** BEGIN **

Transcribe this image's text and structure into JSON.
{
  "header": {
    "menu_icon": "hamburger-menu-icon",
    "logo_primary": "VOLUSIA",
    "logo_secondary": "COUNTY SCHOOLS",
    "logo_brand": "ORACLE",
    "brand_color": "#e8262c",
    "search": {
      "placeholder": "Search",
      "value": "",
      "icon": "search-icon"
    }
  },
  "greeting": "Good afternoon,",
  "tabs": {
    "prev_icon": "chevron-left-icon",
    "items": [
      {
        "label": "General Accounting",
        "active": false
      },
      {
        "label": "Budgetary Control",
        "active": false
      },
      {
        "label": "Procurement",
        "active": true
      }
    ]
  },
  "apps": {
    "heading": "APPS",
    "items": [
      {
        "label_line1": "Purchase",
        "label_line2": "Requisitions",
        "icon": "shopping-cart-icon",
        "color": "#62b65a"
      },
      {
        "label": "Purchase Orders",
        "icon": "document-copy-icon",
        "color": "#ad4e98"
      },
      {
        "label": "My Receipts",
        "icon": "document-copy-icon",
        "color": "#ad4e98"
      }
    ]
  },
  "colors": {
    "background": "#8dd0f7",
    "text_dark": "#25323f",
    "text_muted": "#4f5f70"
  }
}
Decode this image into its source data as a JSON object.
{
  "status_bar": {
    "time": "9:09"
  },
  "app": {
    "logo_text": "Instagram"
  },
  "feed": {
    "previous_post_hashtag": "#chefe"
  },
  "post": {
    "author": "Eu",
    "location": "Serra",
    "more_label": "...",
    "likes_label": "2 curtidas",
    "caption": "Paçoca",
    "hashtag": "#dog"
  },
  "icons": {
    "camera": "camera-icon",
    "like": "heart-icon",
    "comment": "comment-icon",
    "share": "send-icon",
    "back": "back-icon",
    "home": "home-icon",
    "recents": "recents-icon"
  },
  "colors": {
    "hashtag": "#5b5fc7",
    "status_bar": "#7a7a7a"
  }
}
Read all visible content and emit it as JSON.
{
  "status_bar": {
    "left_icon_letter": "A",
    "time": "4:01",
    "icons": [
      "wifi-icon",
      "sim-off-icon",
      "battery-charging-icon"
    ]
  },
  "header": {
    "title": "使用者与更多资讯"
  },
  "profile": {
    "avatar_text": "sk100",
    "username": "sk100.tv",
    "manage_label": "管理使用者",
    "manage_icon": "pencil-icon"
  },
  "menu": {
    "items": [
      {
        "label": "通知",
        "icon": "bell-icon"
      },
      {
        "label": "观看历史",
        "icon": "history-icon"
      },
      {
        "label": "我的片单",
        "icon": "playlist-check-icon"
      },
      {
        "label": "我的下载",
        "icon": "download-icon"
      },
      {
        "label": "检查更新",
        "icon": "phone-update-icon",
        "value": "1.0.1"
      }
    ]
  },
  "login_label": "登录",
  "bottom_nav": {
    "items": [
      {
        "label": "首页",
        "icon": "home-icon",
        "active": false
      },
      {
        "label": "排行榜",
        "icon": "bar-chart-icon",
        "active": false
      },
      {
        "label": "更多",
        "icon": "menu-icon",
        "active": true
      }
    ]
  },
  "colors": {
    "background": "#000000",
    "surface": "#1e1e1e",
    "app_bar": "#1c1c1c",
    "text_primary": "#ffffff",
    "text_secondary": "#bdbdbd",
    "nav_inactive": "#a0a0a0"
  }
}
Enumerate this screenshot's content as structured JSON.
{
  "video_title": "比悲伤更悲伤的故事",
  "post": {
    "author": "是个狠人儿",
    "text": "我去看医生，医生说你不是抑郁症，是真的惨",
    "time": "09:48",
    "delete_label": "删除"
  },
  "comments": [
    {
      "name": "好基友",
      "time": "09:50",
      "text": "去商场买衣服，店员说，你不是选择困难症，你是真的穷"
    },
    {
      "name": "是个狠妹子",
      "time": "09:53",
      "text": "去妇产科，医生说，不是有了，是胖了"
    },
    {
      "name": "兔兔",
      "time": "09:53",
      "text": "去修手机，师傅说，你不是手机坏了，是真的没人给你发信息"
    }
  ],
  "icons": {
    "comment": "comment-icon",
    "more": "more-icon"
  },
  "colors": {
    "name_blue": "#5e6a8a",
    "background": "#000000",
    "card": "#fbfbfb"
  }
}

** END **

Short task
Locate the word "time" in the data above. Copy every line carrying it.

Solved exercise
    "time": "9:09"
    "time": "4:01",
    "time": "09:48",
      "time": "09:50",
      "time": "09:53",
      "time": "09:53",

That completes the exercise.